Locate each line containing the string "title" and copy it out.

:: SUPPLIED RECORDS ::
+ + +
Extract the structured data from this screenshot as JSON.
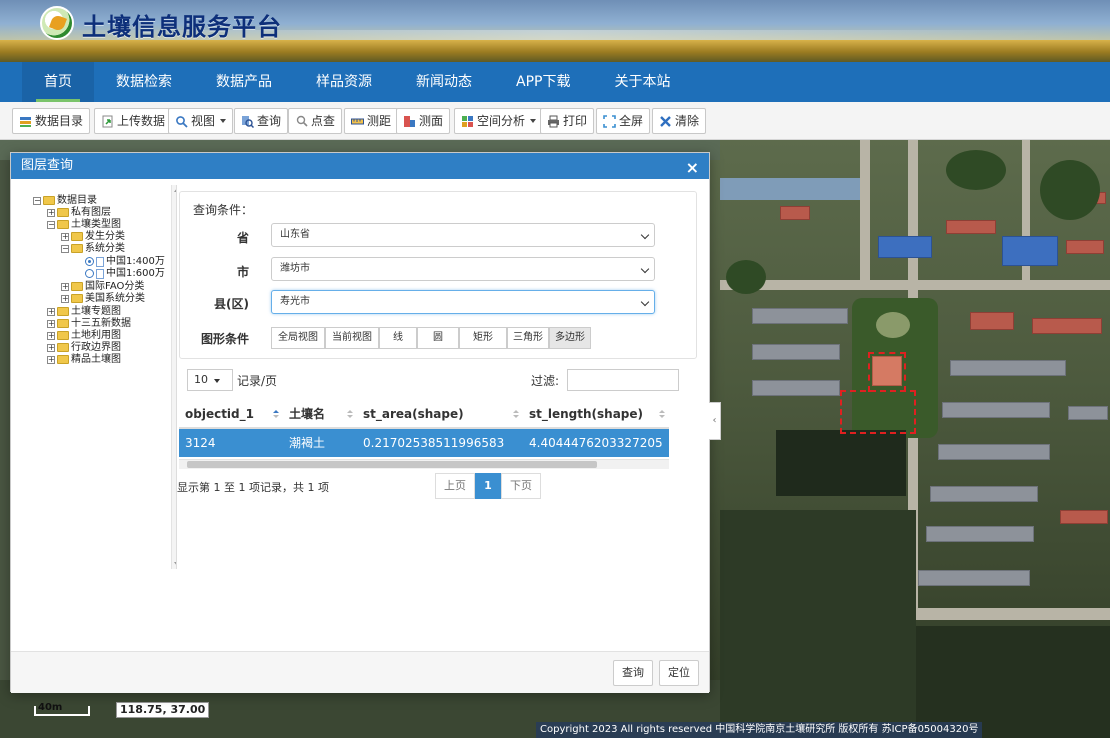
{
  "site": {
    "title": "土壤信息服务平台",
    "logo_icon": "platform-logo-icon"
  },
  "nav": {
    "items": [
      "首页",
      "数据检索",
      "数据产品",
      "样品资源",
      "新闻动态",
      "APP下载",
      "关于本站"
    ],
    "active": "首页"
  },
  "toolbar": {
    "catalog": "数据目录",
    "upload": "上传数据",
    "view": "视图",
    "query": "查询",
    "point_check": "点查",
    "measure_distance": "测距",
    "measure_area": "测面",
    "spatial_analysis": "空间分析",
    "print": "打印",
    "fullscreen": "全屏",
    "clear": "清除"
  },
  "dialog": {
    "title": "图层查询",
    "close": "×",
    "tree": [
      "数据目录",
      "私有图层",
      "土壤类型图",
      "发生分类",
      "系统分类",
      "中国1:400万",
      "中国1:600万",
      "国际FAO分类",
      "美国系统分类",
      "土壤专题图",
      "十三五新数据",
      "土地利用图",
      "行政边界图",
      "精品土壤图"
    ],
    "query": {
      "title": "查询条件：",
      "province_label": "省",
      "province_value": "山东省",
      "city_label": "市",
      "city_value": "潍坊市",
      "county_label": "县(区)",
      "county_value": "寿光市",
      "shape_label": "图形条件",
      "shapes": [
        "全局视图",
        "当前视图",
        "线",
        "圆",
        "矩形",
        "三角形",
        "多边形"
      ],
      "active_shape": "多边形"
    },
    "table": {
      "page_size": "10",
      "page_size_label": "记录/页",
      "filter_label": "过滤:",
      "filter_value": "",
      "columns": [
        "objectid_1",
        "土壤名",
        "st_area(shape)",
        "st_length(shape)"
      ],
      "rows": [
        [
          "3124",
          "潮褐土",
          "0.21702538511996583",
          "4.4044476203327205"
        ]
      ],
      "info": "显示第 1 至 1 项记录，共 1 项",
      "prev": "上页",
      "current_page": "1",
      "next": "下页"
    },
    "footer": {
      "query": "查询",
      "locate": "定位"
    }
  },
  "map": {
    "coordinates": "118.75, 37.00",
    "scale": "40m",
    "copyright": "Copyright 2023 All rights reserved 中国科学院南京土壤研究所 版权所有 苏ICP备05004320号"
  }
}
+ + +
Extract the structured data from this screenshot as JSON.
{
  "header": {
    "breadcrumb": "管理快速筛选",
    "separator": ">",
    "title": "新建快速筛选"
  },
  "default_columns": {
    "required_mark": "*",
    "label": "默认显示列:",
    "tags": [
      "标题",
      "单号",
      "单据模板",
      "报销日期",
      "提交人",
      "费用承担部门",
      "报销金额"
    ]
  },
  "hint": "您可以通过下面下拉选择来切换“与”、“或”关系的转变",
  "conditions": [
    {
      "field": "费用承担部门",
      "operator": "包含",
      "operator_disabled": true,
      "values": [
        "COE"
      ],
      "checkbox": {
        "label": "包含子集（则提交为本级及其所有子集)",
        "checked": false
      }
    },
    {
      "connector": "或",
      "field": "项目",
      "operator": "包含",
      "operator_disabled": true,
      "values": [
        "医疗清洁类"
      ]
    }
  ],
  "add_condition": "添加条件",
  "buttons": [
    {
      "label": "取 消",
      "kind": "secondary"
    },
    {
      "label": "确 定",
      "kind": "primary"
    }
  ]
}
+ + +
:: EXERCISE SOLUTION ::
    "title": "土壤信息服务平台",
    "title": "图层查询",
      "title": "查询条件：",
    "title": "新建快速筛选"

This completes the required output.